To be done =
Single out each line with the word "start" and copy it.

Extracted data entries
□ □ □
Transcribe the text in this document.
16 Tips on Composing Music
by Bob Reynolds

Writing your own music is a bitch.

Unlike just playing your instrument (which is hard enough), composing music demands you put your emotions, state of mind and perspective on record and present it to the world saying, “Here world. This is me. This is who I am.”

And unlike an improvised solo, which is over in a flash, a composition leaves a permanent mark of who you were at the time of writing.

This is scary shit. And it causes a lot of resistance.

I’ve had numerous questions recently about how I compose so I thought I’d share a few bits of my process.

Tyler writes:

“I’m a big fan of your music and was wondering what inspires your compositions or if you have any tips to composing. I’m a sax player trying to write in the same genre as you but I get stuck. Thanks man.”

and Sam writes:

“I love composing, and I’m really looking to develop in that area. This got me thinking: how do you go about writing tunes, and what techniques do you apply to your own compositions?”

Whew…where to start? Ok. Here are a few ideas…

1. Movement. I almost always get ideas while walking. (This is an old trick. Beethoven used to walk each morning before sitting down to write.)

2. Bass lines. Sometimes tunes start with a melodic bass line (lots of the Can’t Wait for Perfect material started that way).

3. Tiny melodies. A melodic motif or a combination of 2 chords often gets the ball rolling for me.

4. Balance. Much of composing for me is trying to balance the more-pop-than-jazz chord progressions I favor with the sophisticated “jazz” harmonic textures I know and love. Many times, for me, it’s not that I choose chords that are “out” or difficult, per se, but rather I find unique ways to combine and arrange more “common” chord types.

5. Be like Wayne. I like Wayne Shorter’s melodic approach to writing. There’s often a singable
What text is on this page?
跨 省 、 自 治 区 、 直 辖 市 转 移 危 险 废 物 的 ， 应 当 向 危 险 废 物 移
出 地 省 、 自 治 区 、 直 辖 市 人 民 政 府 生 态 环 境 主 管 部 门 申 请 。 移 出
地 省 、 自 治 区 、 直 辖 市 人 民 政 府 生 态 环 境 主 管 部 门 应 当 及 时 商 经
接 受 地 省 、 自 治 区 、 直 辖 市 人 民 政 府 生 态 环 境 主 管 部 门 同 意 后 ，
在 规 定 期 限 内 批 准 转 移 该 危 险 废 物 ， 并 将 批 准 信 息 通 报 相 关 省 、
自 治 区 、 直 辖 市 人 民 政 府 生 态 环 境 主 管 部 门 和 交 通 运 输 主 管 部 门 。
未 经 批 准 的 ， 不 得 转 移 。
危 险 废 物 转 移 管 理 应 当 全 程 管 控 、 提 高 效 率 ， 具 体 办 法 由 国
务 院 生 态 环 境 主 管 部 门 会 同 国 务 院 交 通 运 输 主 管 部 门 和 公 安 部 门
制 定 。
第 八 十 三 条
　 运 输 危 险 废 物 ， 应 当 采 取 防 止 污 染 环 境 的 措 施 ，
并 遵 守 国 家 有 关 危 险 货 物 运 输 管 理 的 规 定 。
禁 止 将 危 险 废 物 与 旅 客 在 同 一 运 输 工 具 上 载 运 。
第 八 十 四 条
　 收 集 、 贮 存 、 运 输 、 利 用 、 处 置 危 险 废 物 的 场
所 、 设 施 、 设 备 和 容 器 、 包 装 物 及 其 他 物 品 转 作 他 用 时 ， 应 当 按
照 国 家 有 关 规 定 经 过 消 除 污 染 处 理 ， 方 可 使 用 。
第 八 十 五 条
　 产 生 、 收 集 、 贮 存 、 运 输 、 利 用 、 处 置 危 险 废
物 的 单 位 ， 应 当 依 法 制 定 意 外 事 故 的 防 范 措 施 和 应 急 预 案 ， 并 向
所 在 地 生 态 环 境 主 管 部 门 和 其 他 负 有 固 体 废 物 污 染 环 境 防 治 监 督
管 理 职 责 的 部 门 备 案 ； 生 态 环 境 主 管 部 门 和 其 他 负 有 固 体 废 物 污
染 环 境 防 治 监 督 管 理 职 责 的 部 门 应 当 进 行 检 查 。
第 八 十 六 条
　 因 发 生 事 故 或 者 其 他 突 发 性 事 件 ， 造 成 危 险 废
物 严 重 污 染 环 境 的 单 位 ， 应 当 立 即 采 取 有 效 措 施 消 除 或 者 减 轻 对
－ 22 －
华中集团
□ □ □
Response =
Whew…where to start? Ok. Here are a few ideas…
2. Bass lines. Sometimes tunes start with a melodic bass line (lots of the Can’t Wait for Perfect material started that way).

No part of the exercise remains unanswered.